• Written task
Pictures in the data below are not part of the copy; transcribe everything else exactly.

--------

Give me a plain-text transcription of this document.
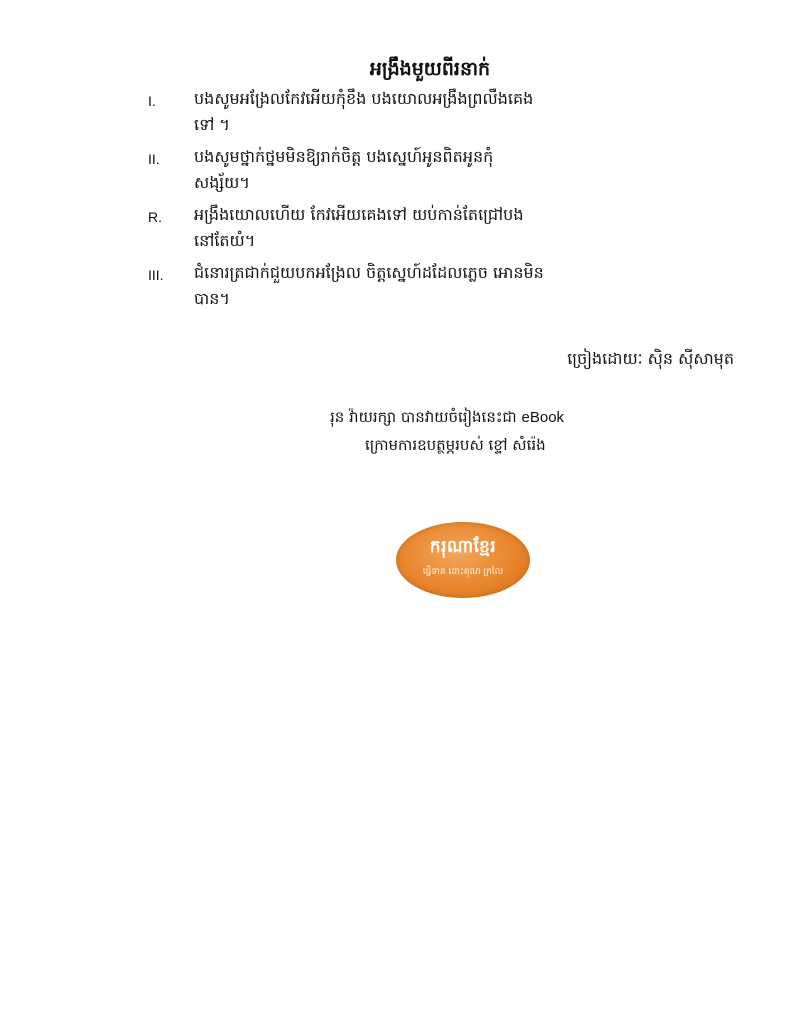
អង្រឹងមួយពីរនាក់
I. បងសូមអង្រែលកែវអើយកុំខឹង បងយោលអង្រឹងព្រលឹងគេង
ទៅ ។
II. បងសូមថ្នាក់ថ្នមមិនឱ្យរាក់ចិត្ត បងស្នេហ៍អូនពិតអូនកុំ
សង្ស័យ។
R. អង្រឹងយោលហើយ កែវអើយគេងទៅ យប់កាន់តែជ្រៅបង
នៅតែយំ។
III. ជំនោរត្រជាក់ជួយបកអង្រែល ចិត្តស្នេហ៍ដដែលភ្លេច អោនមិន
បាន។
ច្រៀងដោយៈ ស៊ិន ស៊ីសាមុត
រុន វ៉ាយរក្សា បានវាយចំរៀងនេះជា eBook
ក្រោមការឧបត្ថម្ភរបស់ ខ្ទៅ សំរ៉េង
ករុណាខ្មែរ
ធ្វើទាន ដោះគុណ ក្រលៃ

--------

• Written answer
Give me a plain-text transcription of this document.
អង្រឹងមួយពីរនាក់
I. បងសូមអង្រែលកែវអើយកុំខឹង បងយោលអង្រឹងព្រលឹងគេង
ទៅ ។
II. បងសូមថ្នាក់ថ្នមមិនឱ្យរាក់ចិត្ត បងស្នេហ៍អូនពិតអូនកុំ
សង្ស័យ។
R. អង្រឹងយោលហើយ កែវអើយគេងទៅ យប់កាន់តែជ្រៅបង
នៅតែយំ។
III. ជំនោរត្រជាក់ជួយបកអង្រែល ចិត្តស្នេហ៍ដដែលភ្លេច អោនមិន
បាន។
ច្រៀងដោយៈ ស៊ិន ស៊ីសាមុត
រុន វ៉ាយរក្សា បានវាយចំរៀងនេះជា eBook
ក្រោមការឧបត្ថម្ភរបស់ ខ្ទៅ សំរ៉េង
ករុណាខ្មែរ
ធ្វើទាន ដោះគុណ ក្រលៃ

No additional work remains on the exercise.